** Work required **
Copy each record exactly as it reads, leaving out any pictures it holds.

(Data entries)
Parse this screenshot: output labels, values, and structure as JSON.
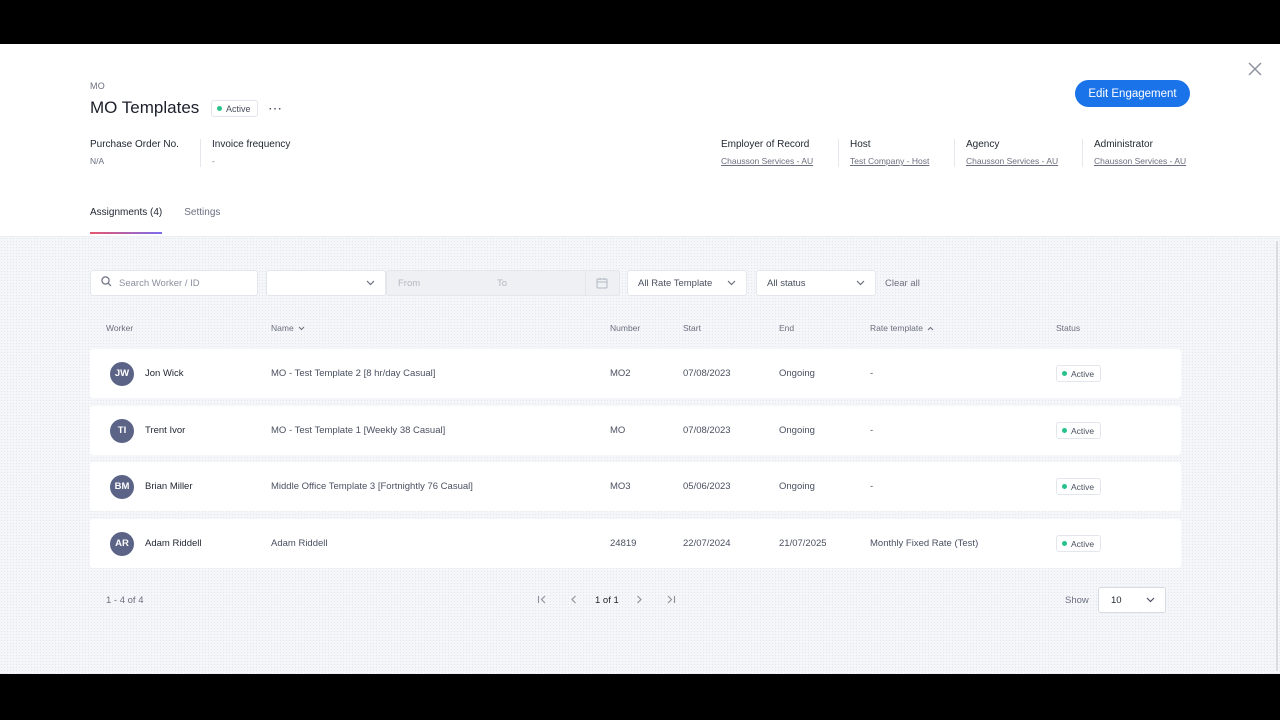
{
  "header": {
    "breadcrumb": "MO",
    "title": "MO Templates",
    "status": "Active",
    "more": "⋯",
    "edit_button": "Edit Engagement"
  },
  "meta_left": [
    {
      "label": "Purchase Order No.",
      "value": "N/A"
    },
    {
      "label": "Invoice frequency",
      "value": "-"
    }
  ],
  "meta_right": [
    {
      "label": "Employer of Record",
      "value": "Chausson Services - AU"
    },
    {
      "label": "Host",
      "value": "Test Company - Host"
    },
    {
      "label": "Agency",
      "value": "Chausson Services - AU"
    },
    {
      "label": "Administrator",
      "value": "Chausson Services - AU"
    }
  ],
  "tabs": [
    {
      "label": "Assignments (4)",
      "active": true
    },
    {
      "label": "Settings",
      "active": false
    }
  ],
  "filters": {
    "search_placeholder": "Search Worker / ID",
    "blank_select": "",
    "date_from": "From",
    "date_to": "To",
    "rate_template": "All Rate Template",
    "status": "All status",
    "clear_all": "Clear all"
  },
  "table": {
    "columns": [
      "Worker",
      "Name",
      "Number",
      "Start",
      "End",
      "Rate template",
      "Status"
    ],
    "rows": [
      {
        "initials": "JW",
        "worker": "Jon Wick",
        "name": "MO - Test Template 2 [8 hr/day Casual]",
        "number": "MO2",
        "start": "07/08/2023",
        "end": "Ongoing",
        "rate_template": "-",
        "status": "Active"
      },
      {
        "initials": "TI",
        "worker": "Trent Ivor",
        "name": "MO - Test Template 1 [Weekly 38 Casual]",
        "number": "MO",
        "start": "07/08/2023",
        "end": "Ongoing",
        "rate_template": "-",
        "status": "Active"
      },
      {
        "initials": "BM",
        "worker": "Brian Miller",
        "name": "Middle Office Template 3 [Fortnightly 76 Casual]",
        "number": "MO3",
        "start": "05/06/2023",
        "end": "Ongoing",
        "rate_template": "-",
        "status": "Active"
      },
      {
        "initials": "AR",
        "worker": "Adam Riddell",
        "name": "Adam Riddell",
        "number": "24819",
        "start": "22/07/2024",
        "end": "21/07/2025",
        "rate_template": "Monthly Fixed Rate (Test)",
        "status": "Active"
      }
    ]
  },
  "pagination": {
    "range": "1 - 4 of 4",
    "page_label": "1 of 1",
    "show_label": "Show",
    "page_size": "10"
  },
  "colors": {
    "accent": "#1a73e8",
    "active_dot": "#27c28a",
    "avatar": "#5b6386"
  }
}
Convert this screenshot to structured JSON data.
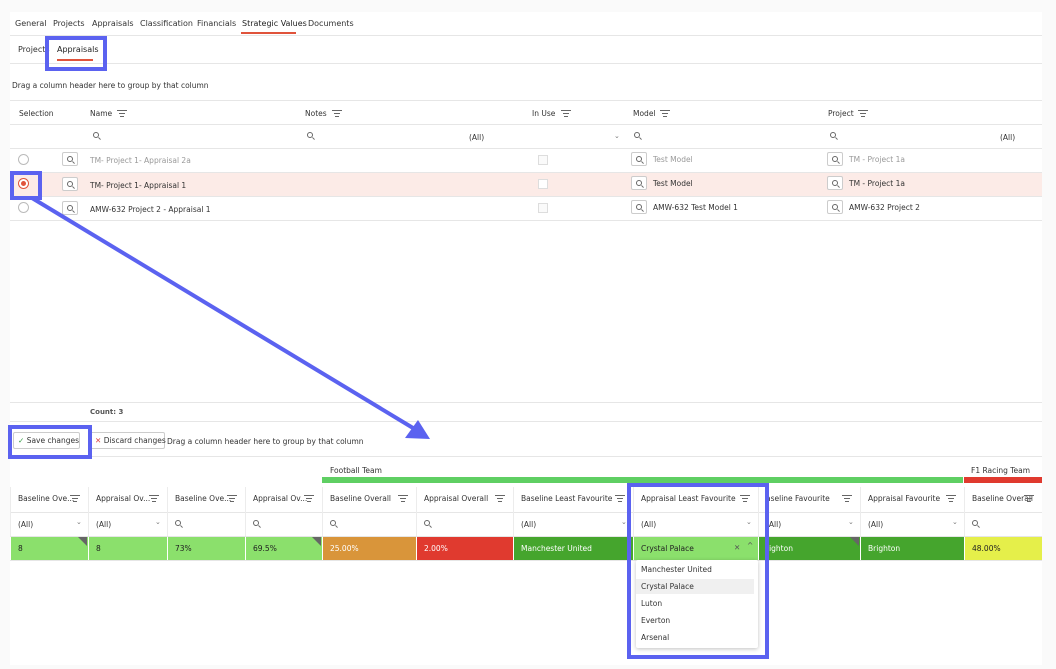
{
  "top_tabs": [
    "General",
    "Projects",
    "Appraisals",
    "Classification",
    "Financials",
    "Strategic Values",
    "Documents"
  ],
  "sub_tabs": [
    "Projects",
    "Appraisals"
  ],
  "group_hint": "Drag a column header here to group by that column",
  "grid1": {
    "columns": [
      "Selection",
      "Name",
      "Notes",
      "In Use",
      "Model",
      "Project"
    ],
    "all_filter": "(All)",
    "rows": [
      {
        "name": "TM- Project 1- Appraisal 2a",
        "model": "Test Model",
        "project": "TM - Project 1a",
        "selected": false
      },
      {
        "name": "TM- Project 1- Appraisal 1",
        "model": "Test Model",
        "project": "TM - Project 1a",
        "selected": true
      },
      {
        "name": "AMW-632 Project 2 - Appraisal 1",
        "model": "AMW-632 Test Model 1",
        "project": "AMW-632 Project 2",
        "selected": false
      }
    ],
    "count_label": "Count: 3"
  },
  "toolbar": {
    "save": "Save changes",
    "discard": "Discard changes"
  },
  "grid2": {
    "band_labels": [
      "Football Team",
      "F1 Racing Team"
    ],
    "band_colors": [
      "#5fcf63",
      "#e03a2f"
    ],
    "columns": [
      "Baseline Ove...",
      "Appraisal Ov...",
      "Baseline Ove...",
      "Appraisal Ov...",
      "Baseline Overall",
      "Appraisal Overall",
      "Baseline Least Favourite",
      "Appraisal Least Favourite",
      "aseline Favourite",
      "Appraisal Favourite",
      "Baseline Overall"
    ],
    "filters": [
      "(All)",
      "(All)",
      "",
      "",
      "",
      "",
      "(All)",
      "(All)",
      "(All)",
      "(All)",
      ""
    ],
    "values": [
      "8",
      "8",
      "73%",
      "69.5%",
      "25.00%",
      "2.00%",
      "Manchester United",
      "Crystal Palace",
      "righton",
      "Brighton",
      "48.00%"
    ],
    "cell_colors": [
      "#8be06c",
      "#8be06c",
      "#8be06c",
      "#8be06c",
      "#d9953a",
      "#e03a2f",
      "#45a52d",
      "#8be06c",
      "#45a52d",
      "#45a52d",
      "#e5ef4a"
    ]
  },
  "dropdown": {
    "options": [
      "Manchester United",
      "Crystal Palace",
      "Luton",
      "Everton",
      "Arsenal"
    ],
    "highlighted": "Crystal Palace"
  },
  "colors": {
    "accent": "#e0533b",
    "annotation": "#5b62f0",
    "selected_row": "#fcebe7"
  }
}
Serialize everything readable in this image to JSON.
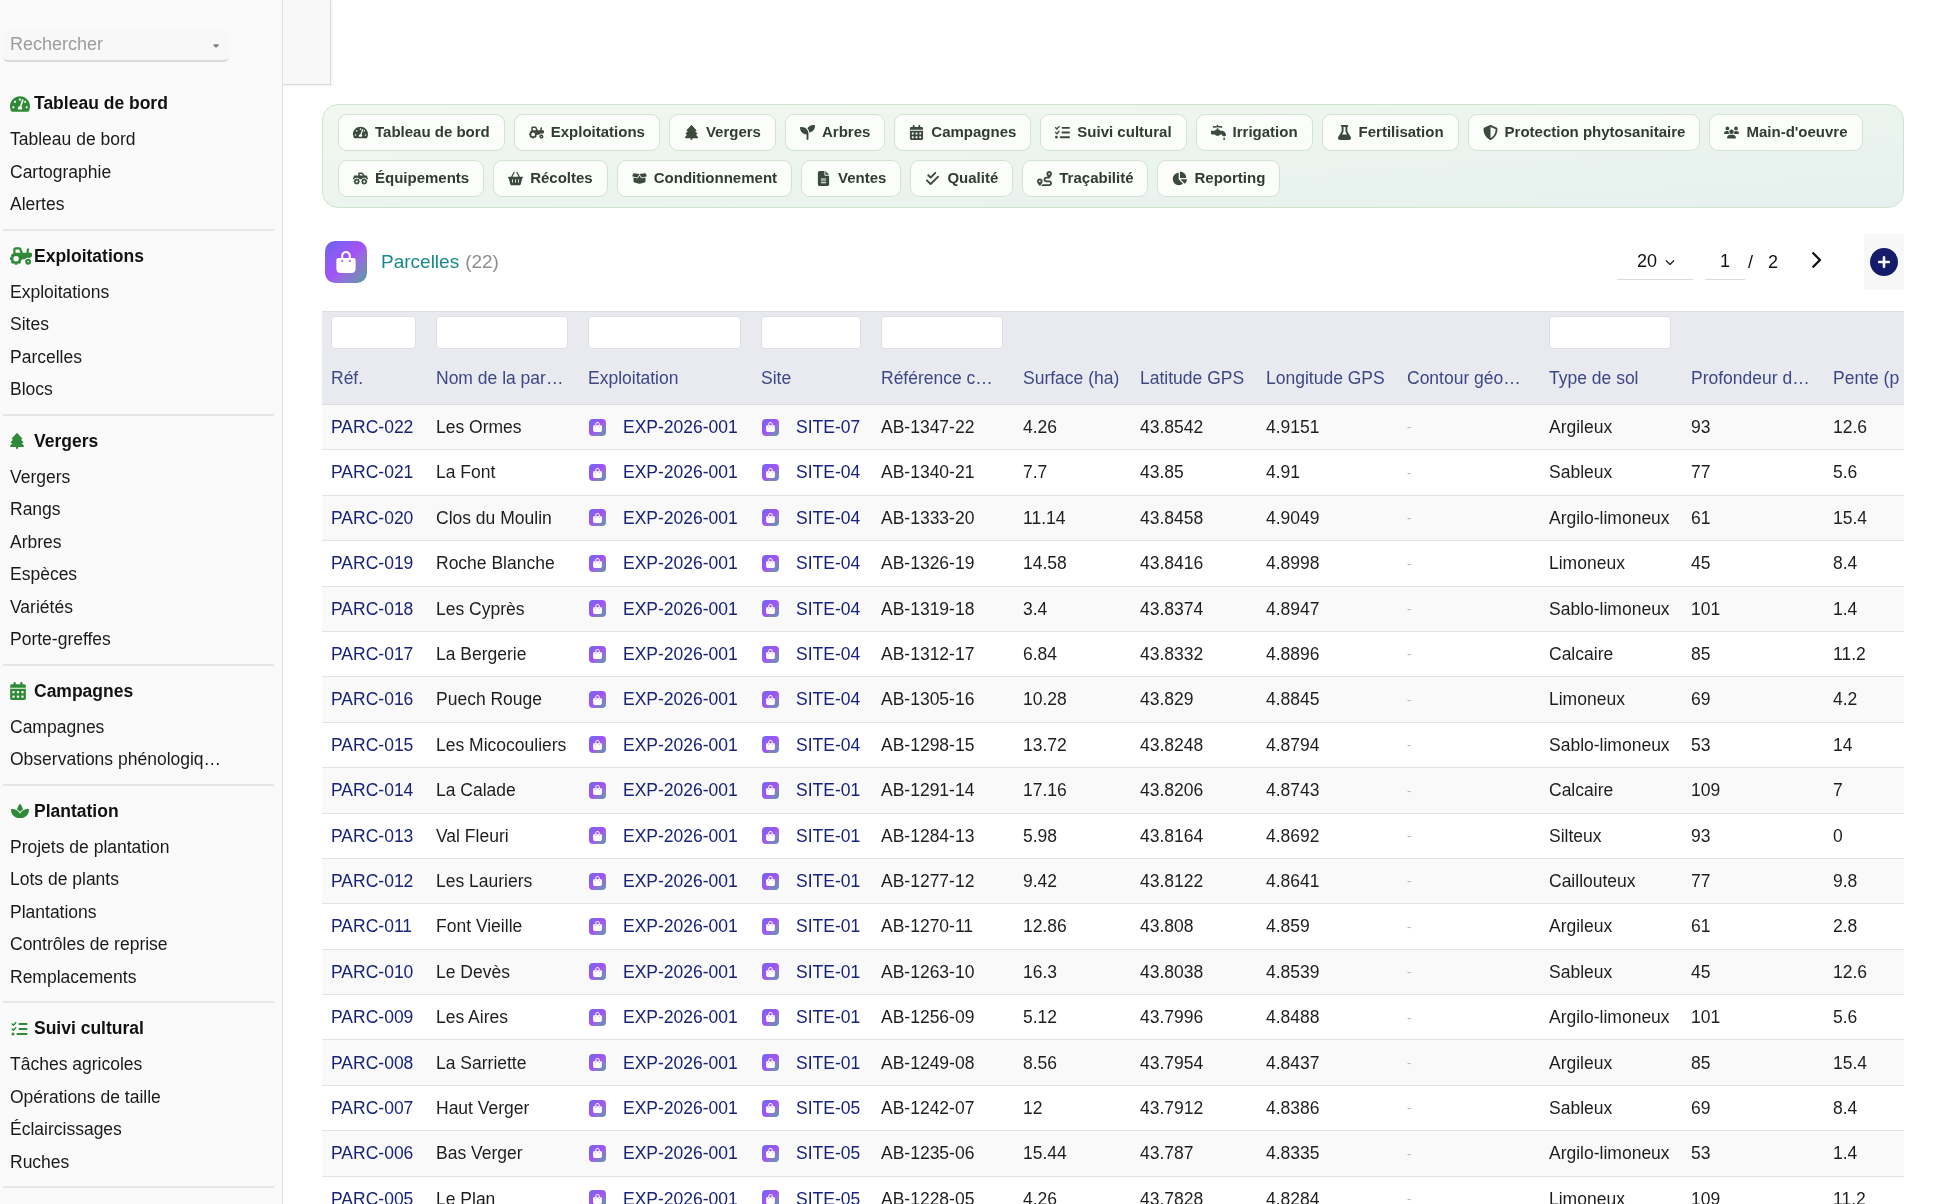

** Result **
Parse this screenshot: output labels, values, and structure as JSON.
{
  "header": {
    "breadcrumb": "MO",
    "title": "MO Templates",
    "status": "Active",
    "more": "⋯",
    "edit_button": "Edit Engagement"
  },
  "meta_left": [
    {
      "label": "Purchase Order No.",
      "value": "N/A"
    },
    {
      "label": "Invoice frequency",
      "value": "-"
    }
  ],
  "meta_right": [
    {
      "label": "Employer of Record",
      "value": "Chausson Services - AU"
    },
    {
      "label": "Host",
      "value": "Test Company - Host"
    },
    {
      "label": "Agency",
      "value": "Chausson Services - AU"
    },
    {
      "label": "Administrator",
      "value": "Chausson Services - AU"
    }
  ],
  "tabs": [
    {
      "label": "Assignments (4)",
      "active": true
    },
    {
      "label": "Settings",
      "active": false
    }
  ],
  "filters": {
    "search_placeholder": "Search Worker / ID",
    "blank_select": "",
    "date_from": "From",
    "date_to": "To",
    "rate_template": "All Rate Template",
    "status": "All status",
    "clear_all": "Clear all"
  },
  "table": {
    "columns": [
      "Worker",
      "Name",
      "Number",
      "Start",
      "End",
      "Rate template",
      "Status"
    ],
    "rows": [
      {
        "initials": "JW",
        "worker": "Jon Wick",
        "name": "MO - Test Template 2 [8 hr/day Casual]",
        "number": "MO2",
        "start": "07/08/2023",
        "end": "Ongoing",
        "rate_template": "-",
        "status": "Active"
      },
      {
        "initials": "TI",
        "worker": "Trent Ivor",
        "name": "MO - Test Template 1 [Weekly 38 Casual]",
        "number": "MO",
        "start": "07/08/2023",
        "end": "Ongoing",
        "rate_template": "-",
        "status": "Active"
      },
      {
        "initials": "BM",
        "worker": "Brian Miller",
        "name": "Middle Office Template 3 [Fortnightly 76 Casual]",
        "number": "MO3",
        "start": "05/06/2023",
        "end": "Ongoing",
        "rate_template": "-",
        "status": "Active"
      },
      {
        "initials": "AR",
        "worker": "Adam Riddell",
        "name": "Adam Riddell",
        "number": "24819",
        "start": "22/07/2024",
        "end": "21/07/2025",
        "rate_template": "Monthly Fixed Rate (Test)",
        "status": "Active"
      }
    ]
  },
  "pagination": {
    "range": "1 - 4 of 4",
    "page_label": "1 of 1",
    "show_label": "Show",
    "page_size": "10"
  },
  "colors": {
    "accent": "#1a73e8",
    "active_dot": "#27c28a",
    "avatar": "#5b6386"
  }
}
Convert this screenshot to structured JSON data.
{
  "top_tabs": [
    "General",
    "Projects",
    "Appraisals",
    "Classification",
    "Financials",
    "Strategic Values",
    "Documents"
  ],
  "sub_tabs": [
    "Projects",
    "Appraisals"
  ],
  "group_hint": "Drag a column header here to group by that column",
  "grid1": {
    "columns": [
      "Selection",
      "Name",
      "Notes",
      "In Use",
      "Model",
      "Project"
    ],
    "all_filter": "(All)",
    "rows": [
      {
        "name": "TM- Project 1- Appraisal 2a",
        "model": "Test Model",
        "project": "TM - Project 1a",
        "selected": false
      },
      {
        "name": "TM- Project 1- Appraisal 1",
        "model": "Test Model",
        "project": "TM - Project 1a",
        "selected": true
      },
      {
        "name": "AMW-632 Project 2 - Appraisal 1",
        "model": "AMW-632 Test Model 1",
        "project": "AMW-632 Project 2",
        "selected": false
      }
    ],
    "count_label": "Count: 3"
  },
  "toolbar": {
    "save": "Save changes",
    "discard": "Discard changes"
  },
  "grid2": {
    "band_labels": [
      "Football Team",
      "F1 Racing Team"
    ],
    "band_colors": [
      "#5fcf63",
      "#e03a2f"
    ],
    "columns": [
      "Baseline Ove...",
      "Appraisal Ov...",
      "Baseline Ove...",
      "Appraisal Ov...",
      "Baseline Overall",
      "Appraisal Overall",
      "Baseline Least Favourite",
      "Appraisal Least Favourite",
      "aseline Favourite",
      "Appraisal Favourite",
      "Baseline Overall"
    ],
    "filters": [
      "(All)",
      "(All)",
      "",
      "",
      "",
      "",
      "(All)",
      "(All)",
      "(All)",
      "(All)",
      ""
    ],
    "values": [
      "8",
      "8",
      "73%",
      "69.5%",
      "25.00%",
      "2.00%",
      "Manchester United",
      "Crystal Palace",
      "righton",
      "Brighton",
      "48.00%"
    ],
    "cell_colors": [
      "#8be06c",
      "#8be06c",
      "#8be06c",
      "#8be06c",
      "#d9953a",
      "#e03a2f",
      "#45a52d",
      "#8be06c",
      "#45a52d",
      "#45a52d",
      "#e5ef4a"
    ]
  },
  "dropdown": {
    "options": [
      "Manchester United",
      "Crystal Palace",
      "Luton",
      "Everton",
      "Arsenal"
    ],
    "highlighted": "Crystal Palace"
  },
  "colors": {
    "accent": "#e0533b",
    "annotation": "#5b62f0",
    "selected_row": "#fcebe7"
  }
}
Serialize everything readable in this image to JSON.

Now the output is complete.